→ **Recorded information**:
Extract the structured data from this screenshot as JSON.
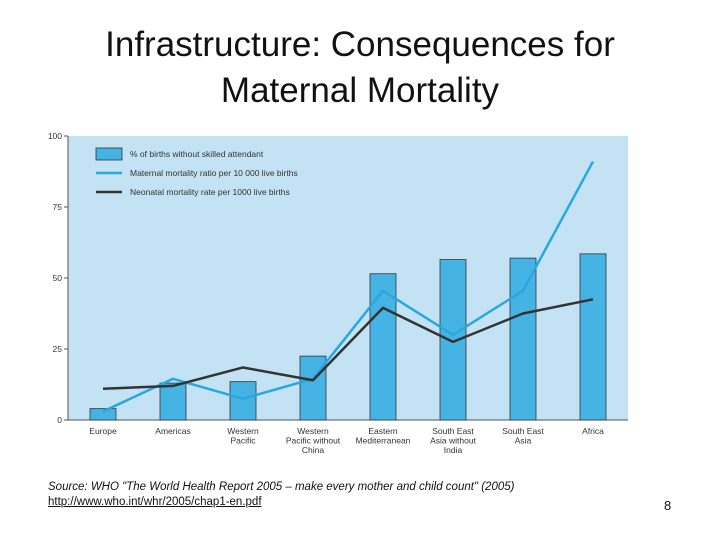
{
  "slide": {
    "title_line1": "Infrastructure: Consequences for",
    "title_line2": "Maternal Mortality",
    "source_text": "Source: WHO \"The World Health Report 2005 – make every mother and child count\" (2005)",
    "source_link": "http://www.who.int/whr/2005/chap1-en.pdf",
    "page_number": "8"
  },
  "chart_data": {
    "type": "bar",
    "categories": [
      [
        "Europe"
      ],
      [
        "Americas"
      ],
      [
        "Western",
        "Pacific"
      ],
      [
        "Western",
        "Pacific without",
        "China"
      ],
      [
        "Eastern",
        "Mediterranean"
      ],
      [
        "South East",
        "Asia without",
        "India"
      ],
      [
        "South East",
        "Asia"
      ],
      [
        "Africa"
      ]
    ],
    "ylim": [
      0,
      100
    ],
    "yticks": [
      0,
      25,
      50,
      75,
      100
    ],
    "grid": false,
    "legend_position": "top-left",
    "colors": {
      "plot_background": "#c3e3f5",
      "bar": "#45b4e4",
      "bar_edge": "#333333",
      "maternal_line": "#29a7de",
      "neonatal_line": "#333333"
    },
    "series": [
      {
        "name": "% of births without skilled attendant",
        "kind": "bar",
        "values": [
          4,
          13,
          13.5,
          22.5,
          51.5,
          56.5,
          57,
          58.5
        ]
      },
      {
        "name": "Maternal mortality ratio per 10 000 live births",
        "kind": "line",
        "values": [
          3,
          14.5,
          7.5,
          14.5,
          45.5,
          30,
          45.5,
          91
        ]
      },
      {
        "name": "Neonatal mortality rate per 1000 live births",
        "kind": "line",
        "values": [
          11,
          12,
          18.5,
          14,
          39.5,
          27.5,
          37.5,
          42.5
        ]
      }
    ]
  }
}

→ **Direction**: The entries above should be reproduced exactly, without their pictures.

→ **Solution to this task**:
Extract the structured data from this screenshot as JSON.
{
  "slide": {
    "title_line1": "Infrastructure: Consequences for",
    "title_line2": "Maternal Mortality",
    "source_text": "Source: WHO \"The World Health Report 2005 – make every mother and child count\" (2005)",
    "source_link": "http://www.who.int/whr/2005/chap1-en.pdf",
    "page_number": "8"
  },
  "chart_data": {
    "type": "bar",
    "categories": [
      [
        "Europe"
      ],
      [
        "Americas"
      ],
      [
        "Western",
        "Pacific"
      ],
      [
        "Western",
        "Pacific without",
        "China"
      ],
      [
        "Eastern",
        "Mediterranean"
      ],
      [
        "South East",
        "Asia without",
        "India"
      ],
      [
        "South East",
        "Asia"
      ],
      [
        "Africa"
      ]
    ],
    "ylim": [
      0,
      100
    ],
    "yticks": [
      0,
      25,
      50,
      75,
      100
    ],
    "grid": false,
    "legend_position": "top-left",
    "colors": {
      "plot_background": "#c3e3f5",
      "bar": "#45b4e4",
      "bar_edge": "#333333",
      "maternal_line": "#29a7de",
      "neonatal_line": "#333333"
    },
    "series": [
      {
        "name": "% of births without skilled attendant",
        "kind": "bar",
        "values": [
          4,
          13,
          13.5,
          22.5,
          51.5,
          56.5,
          57,
          58.5
        ]
      },
      {
        "name": "Maternal mortality ratio per 10 000 live births",
        "kind": "line",
        "values": [
          3,
          14.5,
          7.5,
          14.5,
          45.5,
          30,
          45.5,
          91
        ]
      },
      {
        "name": "Neonatal mortality rate per 1000 live births",
        "kind": "line",
        "values": [
          11,
          12,
          18.5,
          14,
          39.5,
          27.5,
          37.5,
          42.5
        ]
      }
    ]
  }
}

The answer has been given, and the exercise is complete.